#### EXERCISE BRIEF
Copy the rows that begin at the line containing "- adverse-events-table: Grade*" and stop after the line containing "- row-label: Fever: [5, 420, 328, 457]", reproducing each one unchanged.

#### RECORDS PROVIDED
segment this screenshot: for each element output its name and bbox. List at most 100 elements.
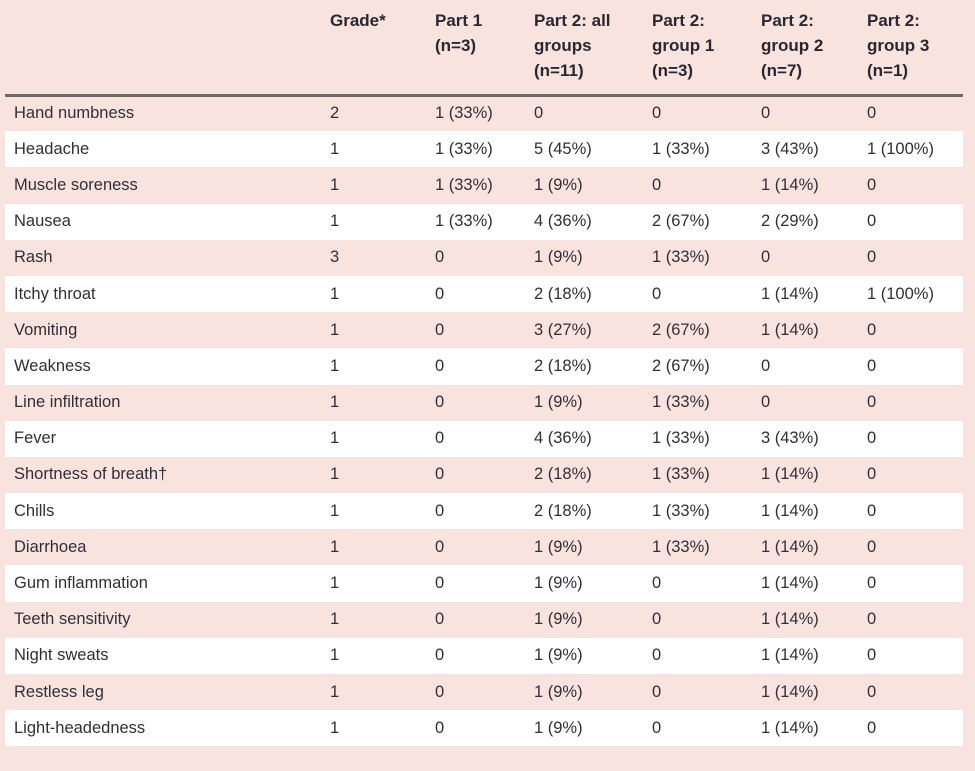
- adverse-events-table: Grade* Part 1 (n=3) Part 2: all groups (…: [5, 0, 963, 747]
- table-row: Rash 3 0 1 (9%) 1 (33%) 0 0: [5, 240, 963, 276]
- value-cell: 1 (33%): [435, 175, 493, 194]
- value-cell: 0: [435, 537, 445, 556]
- value-cell: 0: [433, 420, 532, 457]
- value-cell: 1: [330, 393, 340, 412]
- row-label: Itchy throat: [5, 275, 328, 313]
- value-cell: 1 (100%): [865, 131, 963, 168]
- row-label: Nausea: [5, 203, 328, 240]
- value-cell: 2 (18%): [532, 493, 650, 530]
- column-header-grade: Grade*: [328, 0, 433, 97]
- value-cell: 1 (9%): [534, 682, 583, 701]
- value-cell: 2 (67%): [650, 348, 759, 385]
- value-cell: 4 (36%): [532, 420, 650, 457]
- value-cell: 1: [328, 420, 433, 457]
- value-cell: 0: [759, 348, 865, 385]
- value-cell: 1: [330, 175, 340, 194]
- value-cell: 1 (9%): [532, 565, 650, 602]
- value-cell: 3 (43%): [759, 131, 865, 168]
- value-cell: 0: [867, 320, 877, 339]
- table-row: Shortness of breath† 1 0 2 (18%) 1 (33%) 1 (1…: [5, 457, 963, 493]
- value-cell: 0: [652, 682, 662, 701]
- value-cell: 1 (14%): [761, 610, 819, 629]
- value-cell: 0: [650, 275, 759, 313]
- value-cell: 0: [867, 682, 877, 701]
- value-cell: 2 (18%): [534, 465, 592, 484]
- row-label: Fever: [5, 420, 328, 457]
- column-header-event: [5, 0, 328, 97]
- value-cell: 1 (9%): [532, 710, 650, 747]
- column-header-part2-group1: Part 2: group 1 (n=3): [650, 0, 759, 97]
- value-cell: 0: [865, 420, 963, 457]
- value-cell: 0: [865, 565, 963, 602]
- value-cell: 0: [433, 637, 532, 674]
- row-label: Light-headedness: [5, 710, 328, 747]
- value-cell: 0: [435, 248, 445, 267]
- value-cell: 1: [328, 348, 433, 385]
- value-cell: 1: [328, 637, 433, 674]
- table-row: Chills 1 0 2 (18%) 1 (33%) 1 (14%) 0: [5, 493, 963, 530]
- row-label: Teeth sensitivity: [14, 610, 131, 629]
- value-cell: 0: [652, 610, 662, 629]
- value-cell: 1 (33%): [435, 104, 493, 123]
- table-row: Weakness 1 0 2 (18%) 2 (67%) 0 0: [5, 348, 963, 385]
- row-label: Night sweats: [5, 637, 328, 674]
- value-cell: 0: [435, 465, 445, 484]
- value-cell: 2: [330, 104, 340, 123]
- row-label: Chills: [5, 493, 328, 530]
- value-cell: 0: [865, 348, 963, 385]
- value-cell: 0: [650, 637, 759, 674]
- value-cell: 1 (9%): [534, 175, 583, 194]
- value-cell: 0: [761, 248, 771, 267]
- value-cell: 1 (14%): [761, 682, 819, 701]
- row-label: Restless leg: [14, 682, 104, 701]
- header-row: Grade* Part 1 (n=3) Part 2: all groups (…: [5, 0, 963, 97]
- value-cell: 1 (9%): [534, 393, 583, 412]
- table-row: Muscle soreness 1 1 (33%) 1 (9%) 0 1 (14%) 0: [5, 167, 963, 203]
- value-cell: 1 (14%): [759, 637, 865, 674]
- value-cell: 0: [865, 710, 963, 747]
- column-header-part1: Part 1 (n=3): [433, 0, 532, 97]
- table-row: Gum inflammation 1 0 1 (9%) 0 1 (14%) 0: [5, 565, 963, 602]
- table-row: Diarrhoea 1 0 1 (9%) 1 (33%) 1 (14%) 0: [5, 529, 963, 565]
- value-cell: 0: [652, 104, 662, 123]
- value-cell: 5 (45%): [532, 131, 650, 168]
- value-cell: 0: [867, 537, 877, 556]
- row-label: Gum inflammation: [5, 565, 328, 602]
- table-row: Restless leg 1 0 1 (9%) 0 1 (14%) 0: [5, 674, 963, 710]
- value-cell: 2 (29%): [759, 203, 865, 240]
- value-cell: 1 (14%): [761, 465, 819, 484]
- value-cell: 1 (33%): [650, 131, 759, 168]
- table-row: Teeth sensitivity 1 0 1 (9%) 0 1 (14%) 0: [5, 602, 963, 638]
- value-cell: 0: [867, 465, 877, 484]
- value-cell: 2 (18%): [532, 275, 650, 313]
- value-cell: 0: [433, 710, 532, 747]
- value-cell: 1 (9%): [534, 248, 583, 267]
- row-label: Diarrhoea: [14, 537, 87, 556]
- value-cell: 1 (14%): [759, 565, 865, 602]
- value-cell: 1: [328, 493, 433, 530]
- row-label: Muscle soreness: [14, 175, 138, 194]
- column-header-part2-group3: Part 2: group 3 (n=1): [865, 0, 963, 97]
- value-cell: 1 (33%): [652, 248, 710, 267]
- value-cell: 0: [761, 104, 771, 123]
- value-cell: 1: [330, 537, 340, 556]
- value-cell: 1: [330, 682, 340, 701]
- row-label: Hand numbness: [14, 104, 135, 123]
- value-cell: 0: [650, 565, 759, 602]
- value-cell: 0: [867, 610, 877, 629]
- value-cell: 1: [328, 131, 433, 168]
- table-body: Hand numbness 2 1 (33%) 0 0 0 0 Headache 1 1 (33%…: [5, 95, 963, 747]
- value-cell: 1 (33%): [433, 131, 532, 168]
- table-row: Vomiting 1 0 3 (27%) 2 (67%) 1 (14%) 0: [5, 312, 963, 348]
- value-cell: 1 (33%): [652, 393, 710, 412]
- column-header-part2-all: Part 2: all groups (n=11): [532, 0, 650, 97]
- value-cell: 0: [435, 610, 445, 629]
- value-cell: 0: [433, 493, 532, 530]
- value-cell: 1 (9%): [534, 537, 583, 556]
- row-label: Weakness: [5, 348, 328, 385]
- row-label: Shortness of breath†: [14, 465, 168, 484]
- value-cell: 2 (18%): [532, 348, 650, 385]
- value-cell: 2 (67%): [650, 203, 759, 240]
- value-cell: 0: [433, 565, 532, 602]
- value-cell: 1 (33%): [652, 465, 710, 484]
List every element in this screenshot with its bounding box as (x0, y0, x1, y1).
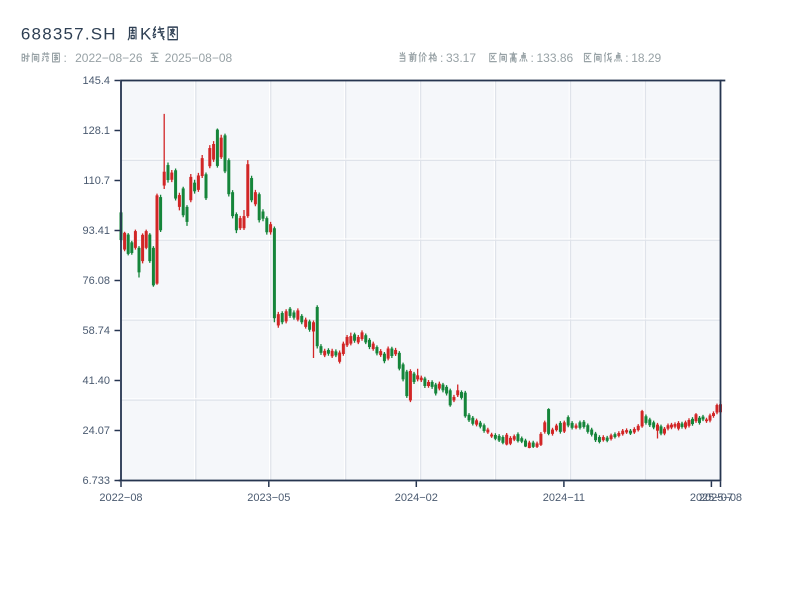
svg-text:76.08: 76.08 (82, 275, 110, 287)
svg-text:2022−08−26: 2022−08−26 (75, 51, 143, 65)
svg-text::: : (64, 51, 67, 65)
svg-text:18.29: 18.29 (631, 51, 661, 65)
svg-text::: : (625, 51, 628, 65)
svg-text:145.4: 145.4 (82, 75, 110, 87)
svg-text:688357.SH: 688357.SH (21, 25, 117, 44)
svg-text:110.7: 110.7 (83, 175, 110, 187)
svg-text:41.40: 41.40 (82, 375, 110, 387)
svg-text:2025−08−08: 2025−08−08 (165, 51, 233, 65)
svg-text:128.1: 128.1 (82, 125, 110, 137)
svg-text:2024−11: 2024−11 (543, 492, 585, 504)
svg-text:2024−02: 2024−02 (395, 492, 438, 504)
svg-text:2022−08: 2022−08 (99, 492, 142, 504)
svg-text:58.74: 58.74 (82, 325, 110, 337)
svg-text:K: K (140, 25, 152, 44)
svg-text:93.41: 93.41 (82, 225, 110, 237)
svg-text:2025−07: 2025−07 (690, 492, 733, 504)
svg-text:2025−08: 2025−08 (699, 492, 742, 504)
svg-text:33.17: 33.17 (446, 51, 476, 65)
svg-text:133.86: 133.86 (537, 51, 574, 65)
svg-text::: : (531, 51, 534, 65)
svg-text:6.733: 6.733 (82, 475, 110, 487)
svg-text::: : (440, 51, 443, 65)
svg-text:24.07: 24.07 (82, 425, 110, 437)
svg-text:2023−05: 2023−05 (247, 492, 290, 504)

#### IN RESPONSE
- adverse-events-table: Grade* Part 1 (n=3) Part 2: all groups (…: [5, 0, 963, 747]
- table-row: Rash 3 0 1 (9%) 1 (33%) 0 0: [5, 240, 963, 276]
- value-cell: 1 (33%): [435, 175, 493, 194]
- value-cell: 0: [435, 537, 445, 556]
- value-cell: 0: [433, 420, 532, 457]
- value-cell: 1: [330, 393, 340, 412]
- row-label: Itchy throat: [5, 275, 328, 313]
- value-cell: 1 (100%): [865, 131, 963, 168]
- row-label: Nausea: [5, 203, 328, 240]
- value-cell: 2 (18%): [532, 493, 650, 530]
- column-header-grade: Grade*: [328, 0, 433, 97]
- value-cell: 1 (9%): [534, 682, 583, 701]
- value-cell: 2 (67%): [650, 348, 759, 385]
- value-cell: 4 (36%): [532, 420, 650, 457]
- value-cell: 1: [328, 420, 433, 457]
- value-cell: 0: [759, 348, 865, 385]
- value-cell: 1: [330, 175, 340, 194]
- value-cell: 1 (9%): [532, 565, 650, 602]
- value-cell: 3 (43%): [759, 131, 865, 168]
- value-cell: 0: [867, 320, 877, 339]
- table-row: Shortness of breath† 1 0 2 (18%) 1 (33%) 1 (1…: [5, 457, 963, 493]
- value-cell: 0: [652, 682, 662, 701]
- value-cell: 1 (14%): [761, 610, 819, 629]
- value-cell: 0: [650, 275, 759, 313]
- value-cell: 0: [867, 682, 877, 701]
- value-cell: 2 (18%): [534, 465, 592, 484]
- row-label: Fever: [5, 420, 328, 457]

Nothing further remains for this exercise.